■ Written problem
Repeat the listing word for word. No pictures belong in the copy.

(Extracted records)
___

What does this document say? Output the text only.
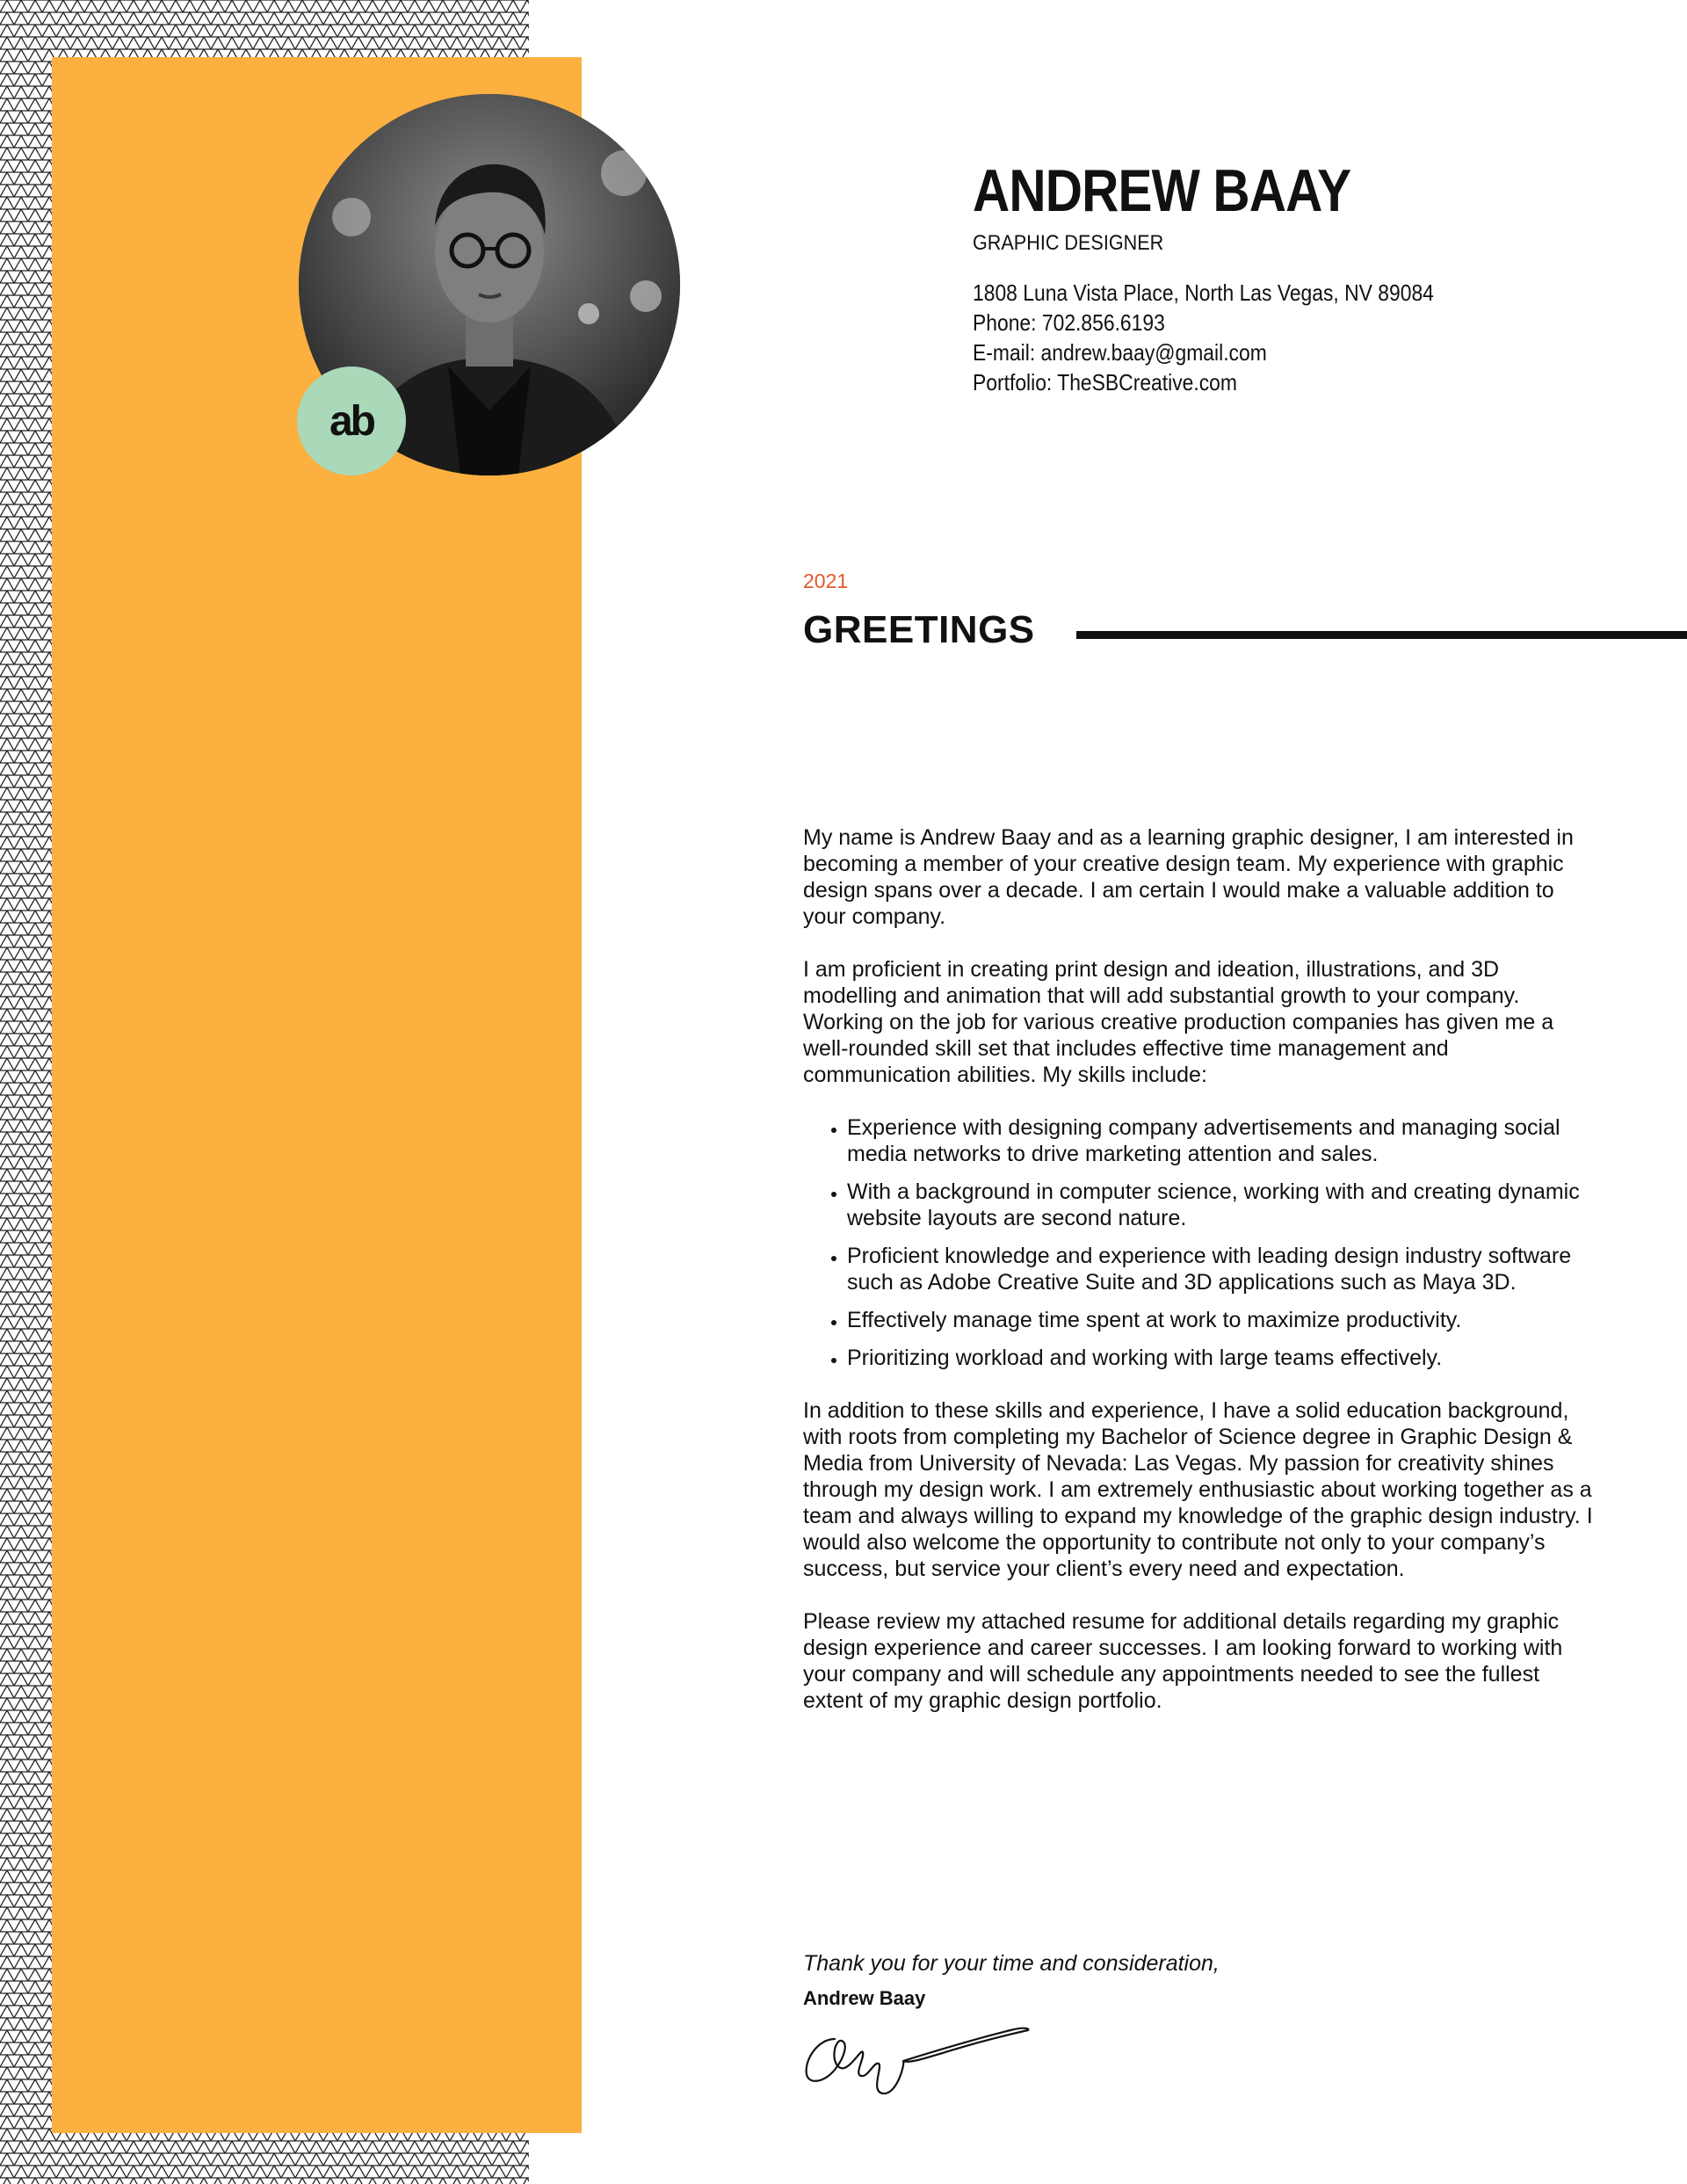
ab
ANDREW BAAY
GRAPHIC DESIGNER
1808 Luna Vista Place, North Las Vegas, NV 89084
Phone: 702.856.6193
E-mail: andrew.baay@gmail.com
Portfolio: TheSBCreative.com
2021
GREETINGS

My name is Andrew Baay and as a learning graphic designer, I am interested in becoming a member of your creative design team. My experience with graphic design spans over a decade. I am certain I would make a valuable addition to your company.

I am proficient in creating print design and ideation, illustrations, and 3D modelling and animation that will add substantial growth to your company. Working on the job for various creative production companies has given me a well-rounded skill set that includes effective time management and communication abilities. My skills include:

• Experience with designing company advertisements and managing social media networks to drive marketing attention and sales.
• With a background in computer science, working with and creating dynamic website layouts are second nature.
• Proficient knowledge and experience with leading design industry software such as Adobe Creative Suite and 3D applications such as Maya 3D.
• Effectively manage time spent at work to maximize productivity.
• Prioritizing workload and working with large teams effectively.

In addition to these skills and experience, I have a solid education background, with roots from completing my Bachelor of Science degree in Graphic Design & Media from University of Nevada: Las Vegas. My passion for creativity shines through my design work. I am extremely enthusiastic about working together as a team and always willing to expand my knowledge of the graphic design industry. I would also welcome the opportunity to contribute not only to your company’s success, but service your client’s every need and expectation.

Please review my attached resume for additional details regarding my graphic design experience and career successes. I am looking forward to working with your company and will schedule any appointments needed to see the fullest extent of my graphic design portfolio.

Thank you for your time and consideration,
Andrew Baay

___

■ Exercise result
What does this document say? Output the text only.
ab
ANDREW BAAY
GRAPHIC DESIGNER
1808 Luna Vista Place, North Las Vegas, NV 89084
Phone: 702.856.6193
E-mail: andrew.baay@gmail.com
Portfolio: TheSBCreative.com
2021
GREETINGS

My name is Andrew Baay and as a learning graphic designer, I am interested in becoming a member of your creative design team. My experience with graphic design spans over a decade. I am certain I would make a valuable addition to your company.

I am proficient in creating print design and ideation, illustrations, and 3D modelling and animation that will add substantial growth to your company. Working on the job for various creative production companies has given me a well-rounded skill set that includes effective time management and communication abilities. My skills include:

• Experience with designing company advertisements and managing social media networks to drive marketing attention and sales.
• With a background in computer science, working with and creating dynamic website layouts are second nature.
• Proficient knowledge and experience with leading design industry software such as Adobe Creative Suite and 3D applications such as Maya 3D.
• Effectively manage time spent at work to maximize productivity.
• Prioritizing workload and working with large teams effectively.

In addition to these skills and experience, I have a solid education background, with roots from completing my Bachelor of Science degree in Graphic Design & Media from University of Nevada: Las Vegas. My passion for creativity shines through my design work. I am extremely enthusiastic about working together as a team and always willing to expand my knowledge of the graphic design industry. I would also welcome the opportunity to contribute not only to your company’s success, but service your client’s every need and expectation.

Please review my attached resume for additional details regarding my graphic design experience and career successes. I am looking forward to working with your company and will schedule any appointments needed to see the fullest extent of my graphic design portfolio.

Thank you for your time and consideration,
Andrew Baay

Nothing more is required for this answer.